[Records that describe figures]
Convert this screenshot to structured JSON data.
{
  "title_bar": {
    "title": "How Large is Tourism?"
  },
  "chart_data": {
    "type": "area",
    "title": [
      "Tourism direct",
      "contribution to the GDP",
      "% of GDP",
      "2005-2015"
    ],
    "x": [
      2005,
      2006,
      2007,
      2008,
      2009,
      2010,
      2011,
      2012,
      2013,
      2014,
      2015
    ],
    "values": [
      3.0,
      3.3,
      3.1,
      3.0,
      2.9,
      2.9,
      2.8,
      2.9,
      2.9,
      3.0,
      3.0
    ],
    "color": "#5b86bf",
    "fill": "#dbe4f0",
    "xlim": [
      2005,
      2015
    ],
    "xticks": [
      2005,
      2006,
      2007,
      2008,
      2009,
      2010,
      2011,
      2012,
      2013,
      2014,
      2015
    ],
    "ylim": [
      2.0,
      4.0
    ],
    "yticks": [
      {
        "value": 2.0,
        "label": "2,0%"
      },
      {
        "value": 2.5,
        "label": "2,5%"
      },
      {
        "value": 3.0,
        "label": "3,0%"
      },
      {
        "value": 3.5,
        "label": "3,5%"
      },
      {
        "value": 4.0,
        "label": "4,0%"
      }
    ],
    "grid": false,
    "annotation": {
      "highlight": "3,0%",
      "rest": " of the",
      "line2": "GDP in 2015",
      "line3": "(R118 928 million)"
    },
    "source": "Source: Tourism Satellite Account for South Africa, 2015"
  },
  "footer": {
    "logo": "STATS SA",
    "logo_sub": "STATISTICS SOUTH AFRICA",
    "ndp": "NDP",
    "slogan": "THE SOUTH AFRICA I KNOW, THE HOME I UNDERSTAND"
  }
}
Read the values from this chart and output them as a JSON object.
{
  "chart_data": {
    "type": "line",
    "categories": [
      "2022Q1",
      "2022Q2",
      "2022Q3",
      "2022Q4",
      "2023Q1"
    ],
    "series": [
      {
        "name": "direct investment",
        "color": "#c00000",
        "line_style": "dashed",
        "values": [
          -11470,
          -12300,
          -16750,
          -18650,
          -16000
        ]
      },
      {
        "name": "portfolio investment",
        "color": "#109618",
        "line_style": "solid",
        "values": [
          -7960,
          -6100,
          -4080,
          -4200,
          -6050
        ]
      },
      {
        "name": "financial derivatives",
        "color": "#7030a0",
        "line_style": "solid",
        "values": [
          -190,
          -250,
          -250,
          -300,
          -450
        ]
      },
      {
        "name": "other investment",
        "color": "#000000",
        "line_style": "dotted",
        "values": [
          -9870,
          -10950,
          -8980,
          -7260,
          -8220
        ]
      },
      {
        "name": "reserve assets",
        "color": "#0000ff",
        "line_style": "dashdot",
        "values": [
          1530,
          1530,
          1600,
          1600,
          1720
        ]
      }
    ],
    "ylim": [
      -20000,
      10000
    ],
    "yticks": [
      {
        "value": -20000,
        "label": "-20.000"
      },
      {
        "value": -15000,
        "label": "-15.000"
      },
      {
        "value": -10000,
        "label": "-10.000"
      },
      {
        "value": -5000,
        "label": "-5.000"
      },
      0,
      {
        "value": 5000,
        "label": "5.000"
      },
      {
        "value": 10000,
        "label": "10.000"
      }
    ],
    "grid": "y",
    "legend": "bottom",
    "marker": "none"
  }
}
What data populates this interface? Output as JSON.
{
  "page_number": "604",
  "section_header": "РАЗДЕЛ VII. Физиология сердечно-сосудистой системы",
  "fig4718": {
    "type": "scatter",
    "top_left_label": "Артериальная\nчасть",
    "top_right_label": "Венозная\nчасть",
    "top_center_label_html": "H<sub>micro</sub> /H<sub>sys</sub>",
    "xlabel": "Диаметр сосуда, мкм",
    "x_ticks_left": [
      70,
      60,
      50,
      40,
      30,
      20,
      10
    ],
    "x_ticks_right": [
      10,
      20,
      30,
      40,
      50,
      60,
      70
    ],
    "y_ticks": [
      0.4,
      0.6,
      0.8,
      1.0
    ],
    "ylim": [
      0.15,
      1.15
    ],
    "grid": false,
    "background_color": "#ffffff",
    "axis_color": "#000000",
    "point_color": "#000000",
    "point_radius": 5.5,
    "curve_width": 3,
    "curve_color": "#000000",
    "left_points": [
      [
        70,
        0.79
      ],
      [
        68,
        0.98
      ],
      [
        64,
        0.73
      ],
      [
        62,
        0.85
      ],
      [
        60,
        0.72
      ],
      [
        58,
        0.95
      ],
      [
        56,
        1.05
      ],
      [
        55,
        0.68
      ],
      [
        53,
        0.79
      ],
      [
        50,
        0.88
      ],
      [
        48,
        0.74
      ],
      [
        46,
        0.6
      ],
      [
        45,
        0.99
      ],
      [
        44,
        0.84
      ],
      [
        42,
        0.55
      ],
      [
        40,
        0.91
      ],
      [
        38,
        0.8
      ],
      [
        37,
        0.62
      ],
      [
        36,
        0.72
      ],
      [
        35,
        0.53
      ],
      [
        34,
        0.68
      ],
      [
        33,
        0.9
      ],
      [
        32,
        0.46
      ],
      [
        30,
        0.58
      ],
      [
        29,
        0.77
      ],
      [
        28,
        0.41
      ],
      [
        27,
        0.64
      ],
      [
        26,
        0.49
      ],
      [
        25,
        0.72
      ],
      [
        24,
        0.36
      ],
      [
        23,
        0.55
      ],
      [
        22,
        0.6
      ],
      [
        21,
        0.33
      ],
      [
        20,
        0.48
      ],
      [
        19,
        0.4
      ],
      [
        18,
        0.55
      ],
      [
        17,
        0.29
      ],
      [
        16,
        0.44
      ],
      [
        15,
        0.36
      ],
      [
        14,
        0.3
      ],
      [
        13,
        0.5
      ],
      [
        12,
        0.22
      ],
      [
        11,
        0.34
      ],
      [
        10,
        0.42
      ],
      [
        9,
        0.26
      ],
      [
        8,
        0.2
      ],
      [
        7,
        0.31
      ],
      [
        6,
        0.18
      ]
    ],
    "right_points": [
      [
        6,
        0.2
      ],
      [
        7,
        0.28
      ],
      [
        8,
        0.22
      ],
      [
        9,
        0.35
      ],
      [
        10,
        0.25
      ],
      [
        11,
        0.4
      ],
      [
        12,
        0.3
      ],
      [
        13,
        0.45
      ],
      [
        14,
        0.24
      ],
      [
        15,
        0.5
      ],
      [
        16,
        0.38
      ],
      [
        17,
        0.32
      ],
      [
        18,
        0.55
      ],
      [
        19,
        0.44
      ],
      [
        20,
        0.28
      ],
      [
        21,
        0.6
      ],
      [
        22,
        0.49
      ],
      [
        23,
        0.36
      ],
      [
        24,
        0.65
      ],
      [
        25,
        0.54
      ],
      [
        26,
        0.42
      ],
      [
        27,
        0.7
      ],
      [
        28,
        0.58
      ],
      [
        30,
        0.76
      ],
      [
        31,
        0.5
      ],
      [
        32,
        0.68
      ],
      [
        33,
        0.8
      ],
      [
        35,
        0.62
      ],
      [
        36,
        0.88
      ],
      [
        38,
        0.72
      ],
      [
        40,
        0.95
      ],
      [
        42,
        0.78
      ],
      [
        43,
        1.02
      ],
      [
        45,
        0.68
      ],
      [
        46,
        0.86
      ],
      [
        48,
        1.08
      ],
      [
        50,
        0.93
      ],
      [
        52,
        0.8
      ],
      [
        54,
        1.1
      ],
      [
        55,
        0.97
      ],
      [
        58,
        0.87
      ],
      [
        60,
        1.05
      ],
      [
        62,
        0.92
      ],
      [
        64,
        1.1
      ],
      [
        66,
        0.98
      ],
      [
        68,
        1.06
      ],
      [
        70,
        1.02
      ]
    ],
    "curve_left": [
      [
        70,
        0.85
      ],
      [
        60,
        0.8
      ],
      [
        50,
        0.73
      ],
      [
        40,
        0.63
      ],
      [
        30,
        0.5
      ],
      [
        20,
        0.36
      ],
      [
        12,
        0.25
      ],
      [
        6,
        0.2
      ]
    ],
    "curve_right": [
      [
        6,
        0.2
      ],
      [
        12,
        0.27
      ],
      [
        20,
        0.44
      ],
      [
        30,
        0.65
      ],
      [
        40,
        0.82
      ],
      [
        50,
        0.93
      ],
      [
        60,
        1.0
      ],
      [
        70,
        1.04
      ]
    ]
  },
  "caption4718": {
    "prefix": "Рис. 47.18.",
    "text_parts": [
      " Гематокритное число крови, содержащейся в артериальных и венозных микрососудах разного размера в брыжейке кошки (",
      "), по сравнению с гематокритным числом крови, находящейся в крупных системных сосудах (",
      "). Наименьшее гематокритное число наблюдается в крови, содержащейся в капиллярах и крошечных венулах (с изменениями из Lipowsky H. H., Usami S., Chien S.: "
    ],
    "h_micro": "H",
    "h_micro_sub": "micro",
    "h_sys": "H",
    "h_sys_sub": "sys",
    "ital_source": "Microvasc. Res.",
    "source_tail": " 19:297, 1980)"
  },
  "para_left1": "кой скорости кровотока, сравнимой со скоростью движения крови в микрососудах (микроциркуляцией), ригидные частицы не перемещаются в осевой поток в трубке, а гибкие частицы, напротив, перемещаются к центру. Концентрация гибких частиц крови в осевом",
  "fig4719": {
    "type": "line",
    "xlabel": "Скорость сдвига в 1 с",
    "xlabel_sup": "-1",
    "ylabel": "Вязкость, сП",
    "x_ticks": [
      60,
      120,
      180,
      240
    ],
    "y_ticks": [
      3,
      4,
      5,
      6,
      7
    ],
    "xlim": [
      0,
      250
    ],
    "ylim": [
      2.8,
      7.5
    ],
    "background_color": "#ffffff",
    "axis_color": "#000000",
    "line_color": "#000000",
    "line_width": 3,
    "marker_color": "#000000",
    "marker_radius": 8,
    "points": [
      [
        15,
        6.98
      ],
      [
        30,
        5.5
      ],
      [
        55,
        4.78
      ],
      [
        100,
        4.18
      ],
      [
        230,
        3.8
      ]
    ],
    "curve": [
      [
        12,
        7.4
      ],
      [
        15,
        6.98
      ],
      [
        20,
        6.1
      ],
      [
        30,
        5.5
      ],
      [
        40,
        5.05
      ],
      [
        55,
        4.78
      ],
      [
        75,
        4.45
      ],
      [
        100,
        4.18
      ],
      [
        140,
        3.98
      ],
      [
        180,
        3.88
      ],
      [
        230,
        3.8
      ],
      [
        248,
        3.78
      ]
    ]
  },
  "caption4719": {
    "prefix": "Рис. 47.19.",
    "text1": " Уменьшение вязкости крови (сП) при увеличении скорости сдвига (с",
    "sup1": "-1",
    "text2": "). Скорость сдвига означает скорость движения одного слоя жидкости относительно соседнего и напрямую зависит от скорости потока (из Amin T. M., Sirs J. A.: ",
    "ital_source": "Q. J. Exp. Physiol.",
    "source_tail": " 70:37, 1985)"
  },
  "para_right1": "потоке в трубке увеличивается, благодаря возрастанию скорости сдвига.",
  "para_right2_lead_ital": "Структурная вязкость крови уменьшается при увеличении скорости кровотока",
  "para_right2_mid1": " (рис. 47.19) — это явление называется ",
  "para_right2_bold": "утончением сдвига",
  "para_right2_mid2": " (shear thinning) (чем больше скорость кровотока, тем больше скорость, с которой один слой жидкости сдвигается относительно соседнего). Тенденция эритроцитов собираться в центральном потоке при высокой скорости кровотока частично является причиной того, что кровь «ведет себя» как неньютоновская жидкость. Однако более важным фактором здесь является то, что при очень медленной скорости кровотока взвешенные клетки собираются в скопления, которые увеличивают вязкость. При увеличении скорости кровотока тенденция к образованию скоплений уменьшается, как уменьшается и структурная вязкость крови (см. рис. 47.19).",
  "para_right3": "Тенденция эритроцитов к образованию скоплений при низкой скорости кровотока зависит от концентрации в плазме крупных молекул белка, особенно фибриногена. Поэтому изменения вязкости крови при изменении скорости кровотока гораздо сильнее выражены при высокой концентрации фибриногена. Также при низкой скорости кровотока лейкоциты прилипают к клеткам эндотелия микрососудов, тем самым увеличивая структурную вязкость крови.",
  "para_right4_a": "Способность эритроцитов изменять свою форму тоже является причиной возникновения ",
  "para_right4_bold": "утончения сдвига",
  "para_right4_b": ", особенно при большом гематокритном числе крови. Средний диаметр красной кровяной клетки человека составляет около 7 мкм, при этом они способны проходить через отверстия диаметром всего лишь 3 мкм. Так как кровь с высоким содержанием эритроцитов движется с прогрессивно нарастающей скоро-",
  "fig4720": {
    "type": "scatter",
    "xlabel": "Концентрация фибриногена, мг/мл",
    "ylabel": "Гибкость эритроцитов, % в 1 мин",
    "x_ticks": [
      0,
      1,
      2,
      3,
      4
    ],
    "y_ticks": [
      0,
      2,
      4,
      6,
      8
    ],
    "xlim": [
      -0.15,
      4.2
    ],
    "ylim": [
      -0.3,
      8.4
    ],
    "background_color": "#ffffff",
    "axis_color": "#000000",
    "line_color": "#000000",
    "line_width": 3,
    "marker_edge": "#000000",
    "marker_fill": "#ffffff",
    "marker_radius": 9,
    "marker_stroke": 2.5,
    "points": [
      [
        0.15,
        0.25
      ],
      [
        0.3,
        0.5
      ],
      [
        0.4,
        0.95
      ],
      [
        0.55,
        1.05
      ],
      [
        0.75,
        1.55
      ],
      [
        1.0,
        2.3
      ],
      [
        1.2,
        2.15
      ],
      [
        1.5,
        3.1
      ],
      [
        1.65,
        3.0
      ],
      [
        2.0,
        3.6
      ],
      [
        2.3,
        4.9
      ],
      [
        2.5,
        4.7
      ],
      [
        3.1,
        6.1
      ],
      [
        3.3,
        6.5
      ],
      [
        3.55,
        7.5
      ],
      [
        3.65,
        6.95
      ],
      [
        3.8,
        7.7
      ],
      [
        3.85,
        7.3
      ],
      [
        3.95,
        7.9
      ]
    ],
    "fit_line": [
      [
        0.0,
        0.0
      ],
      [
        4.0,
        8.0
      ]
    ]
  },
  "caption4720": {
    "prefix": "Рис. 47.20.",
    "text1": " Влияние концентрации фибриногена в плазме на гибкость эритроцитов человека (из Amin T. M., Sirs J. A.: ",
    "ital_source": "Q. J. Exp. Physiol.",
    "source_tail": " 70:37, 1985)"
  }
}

> _Problem_
Copy every line of the material in which the word "эритроцитов" occurs.

> _Answer to this task_
  "para_right2_mid2": " (shear thinning) (чем больше скорость кровотока, тем больше скорость, с которой один слой жидкости сдвигается относительно соседнего). Тенденция эритроцитов собираться в центральном потоке при высокой скорости кровотока частично является причиной того, что кровь «ведет себя» как неньютоновская жидкость. Однако более важным фактором здесь является то, что при очень медленной скорости кровотока взвешенные клетки собираются в скопления, которые увеличивают вязкость. При увеличении скорости кровотока тенденция к образованию скоплений уменьшается, как уменьшается и структурная вязкость крови (см. рис. 47.19).",
  "para_right3": "Тенденция эритроцитов к образованию скоплений при низкой скорости кровотока зависит от концентрации в плазме крупных молекул белка, особенно фибриногена. Поэтому изменения вязкости крови при изменении скорости кровотока гораздо сильнее выражены при высокой концентрации фибриногена. Также при низкой скорости кровотока лейкоциты прилипают к клеткам эндотелия микрососудов, тем самым увеличивая структурную вязкость крови.",
  "para_right4_a": "Способность эритроцитов изменять свою форму тоже является причиной возникновения ",
  "para_right4_b": ", особенно при большом гематокритном числе крови. Средний диаметр красной кровяной клетки человека составляет около 7 мкм, при этом они способны проходить через отверстия диаметром всего лишь 3 мкм. Так как кровь с высоким содержанием эритроцитов движется с прогрессивно нарастающей скоро-",
    "ylabel": "Гибкость эритроцитов, % в 1 мин",
    "text1": " Влияние концентрации фибриногена в плазме на гибкость эритроцитов человека (из Amin T. M., Sirs J. A.: ",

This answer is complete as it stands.